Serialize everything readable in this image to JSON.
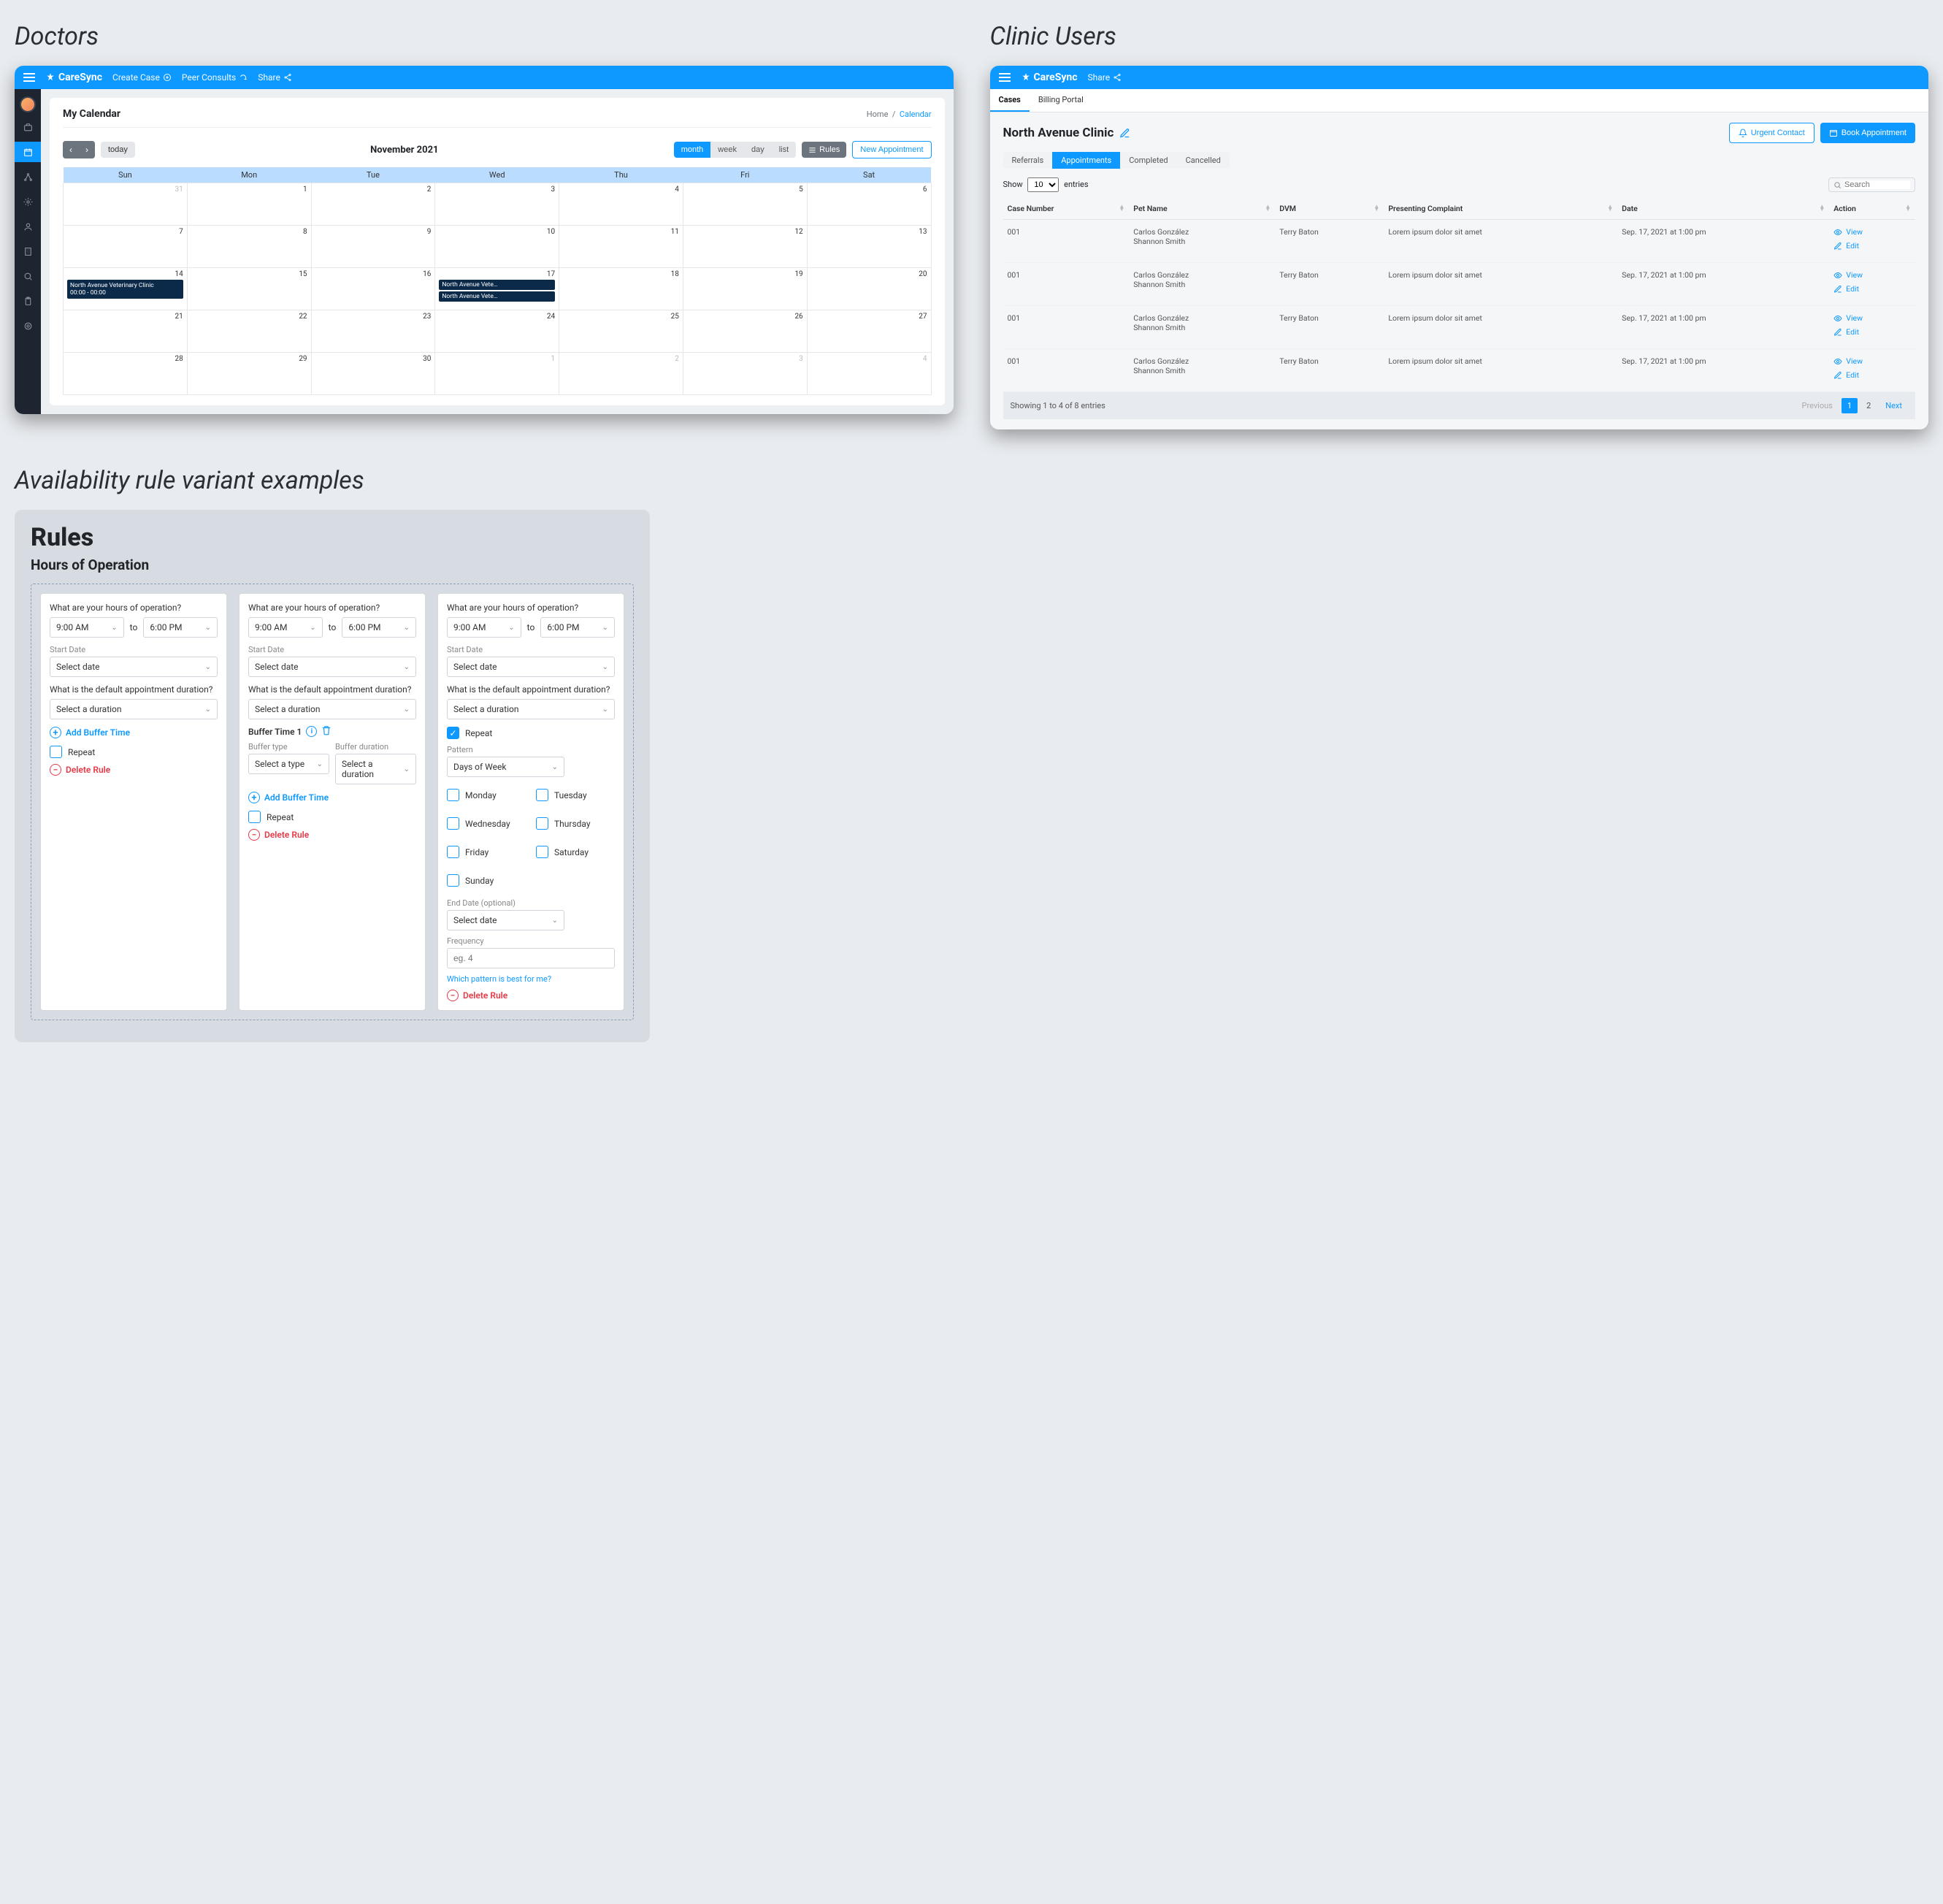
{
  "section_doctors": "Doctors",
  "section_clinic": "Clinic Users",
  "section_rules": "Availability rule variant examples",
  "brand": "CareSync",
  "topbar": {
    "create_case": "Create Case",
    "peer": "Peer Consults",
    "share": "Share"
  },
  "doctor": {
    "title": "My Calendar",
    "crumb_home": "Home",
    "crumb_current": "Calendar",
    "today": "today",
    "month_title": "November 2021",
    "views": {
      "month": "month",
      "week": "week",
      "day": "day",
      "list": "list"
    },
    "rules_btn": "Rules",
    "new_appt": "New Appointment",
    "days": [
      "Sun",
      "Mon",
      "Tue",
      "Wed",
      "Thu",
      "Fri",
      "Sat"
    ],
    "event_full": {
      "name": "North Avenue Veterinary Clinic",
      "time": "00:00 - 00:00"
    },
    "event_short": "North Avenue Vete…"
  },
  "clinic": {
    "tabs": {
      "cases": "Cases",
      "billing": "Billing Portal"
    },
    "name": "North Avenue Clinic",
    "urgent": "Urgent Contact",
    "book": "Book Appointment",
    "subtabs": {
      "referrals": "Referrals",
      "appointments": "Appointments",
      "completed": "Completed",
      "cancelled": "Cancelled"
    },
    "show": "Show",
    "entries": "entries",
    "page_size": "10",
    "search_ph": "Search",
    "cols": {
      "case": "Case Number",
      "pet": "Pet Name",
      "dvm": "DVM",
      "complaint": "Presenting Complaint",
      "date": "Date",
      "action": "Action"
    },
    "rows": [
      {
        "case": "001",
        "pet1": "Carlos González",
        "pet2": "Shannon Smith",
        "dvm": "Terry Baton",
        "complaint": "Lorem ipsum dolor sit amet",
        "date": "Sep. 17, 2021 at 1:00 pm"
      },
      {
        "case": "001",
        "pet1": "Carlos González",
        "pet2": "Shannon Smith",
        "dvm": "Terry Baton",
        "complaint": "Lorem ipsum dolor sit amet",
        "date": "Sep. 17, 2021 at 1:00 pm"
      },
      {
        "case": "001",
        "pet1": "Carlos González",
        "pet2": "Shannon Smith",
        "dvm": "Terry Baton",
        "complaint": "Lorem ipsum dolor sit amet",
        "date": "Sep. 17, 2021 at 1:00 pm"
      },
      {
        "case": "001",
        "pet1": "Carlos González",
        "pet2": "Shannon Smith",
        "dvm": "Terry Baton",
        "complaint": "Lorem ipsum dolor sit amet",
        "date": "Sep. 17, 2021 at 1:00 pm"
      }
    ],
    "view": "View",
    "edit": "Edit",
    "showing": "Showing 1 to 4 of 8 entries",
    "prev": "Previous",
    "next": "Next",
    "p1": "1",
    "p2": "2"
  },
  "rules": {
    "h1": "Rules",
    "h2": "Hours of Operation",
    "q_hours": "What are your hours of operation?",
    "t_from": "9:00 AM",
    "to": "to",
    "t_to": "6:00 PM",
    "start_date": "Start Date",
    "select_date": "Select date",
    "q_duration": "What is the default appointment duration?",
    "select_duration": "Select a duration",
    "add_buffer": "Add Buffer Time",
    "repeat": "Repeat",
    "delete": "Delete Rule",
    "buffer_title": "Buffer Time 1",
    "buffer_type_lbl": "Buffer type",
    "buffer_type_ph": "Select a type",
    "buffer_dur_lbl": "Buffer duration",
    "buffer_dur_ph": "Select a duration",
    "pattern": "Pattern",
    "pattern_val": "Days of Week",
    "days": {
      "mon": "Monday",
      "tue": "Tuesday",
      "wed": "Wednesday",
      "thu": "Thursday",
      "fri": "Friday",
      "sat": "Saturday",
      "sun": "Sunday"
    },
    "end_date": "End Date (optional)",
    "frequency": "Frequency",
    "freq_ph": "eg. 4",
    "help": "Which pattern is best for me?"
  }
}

---

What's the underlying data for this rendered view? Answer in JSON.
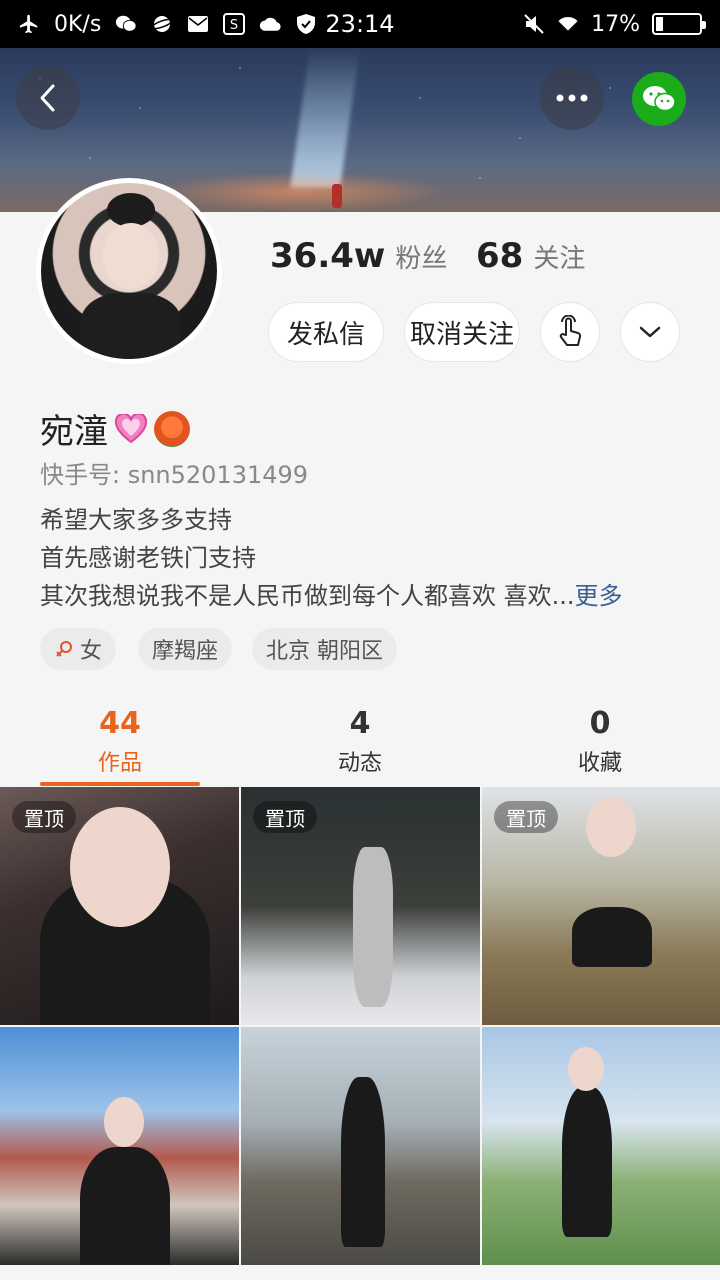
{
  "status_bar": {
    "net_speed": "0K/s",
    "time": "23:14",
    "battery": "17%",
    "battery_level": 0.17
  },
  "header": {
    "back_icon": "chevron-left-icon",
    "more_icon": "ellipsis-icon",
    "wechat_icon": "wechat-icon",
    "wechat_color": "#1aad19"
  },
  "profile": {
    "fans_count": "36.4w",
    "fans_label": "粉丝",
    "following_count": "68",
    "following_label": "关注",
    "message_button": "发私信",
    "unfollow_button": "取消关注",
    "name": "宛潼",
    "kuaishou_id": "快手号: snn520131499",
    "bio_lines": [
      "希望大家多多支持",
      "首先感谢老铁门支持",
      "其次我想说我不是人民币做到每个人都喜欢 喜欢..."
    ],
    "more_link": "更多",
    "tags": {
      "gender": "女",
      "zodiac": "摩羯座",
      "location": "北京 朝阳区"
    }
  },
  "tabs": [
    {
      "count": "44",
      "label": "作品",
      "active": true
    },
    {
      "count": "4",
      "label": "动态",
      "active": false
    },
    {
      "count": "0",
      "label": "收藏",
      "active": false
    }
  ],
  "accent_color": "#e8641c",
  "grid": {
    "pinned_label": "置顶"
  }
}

* DIRECTIONS FOR THIS TASK: Where a line above contains the string "Calendar", copy that line.

* RESPONSE BELOW:
    "title": "My Calendar",
    "crumb_current": "Calendar",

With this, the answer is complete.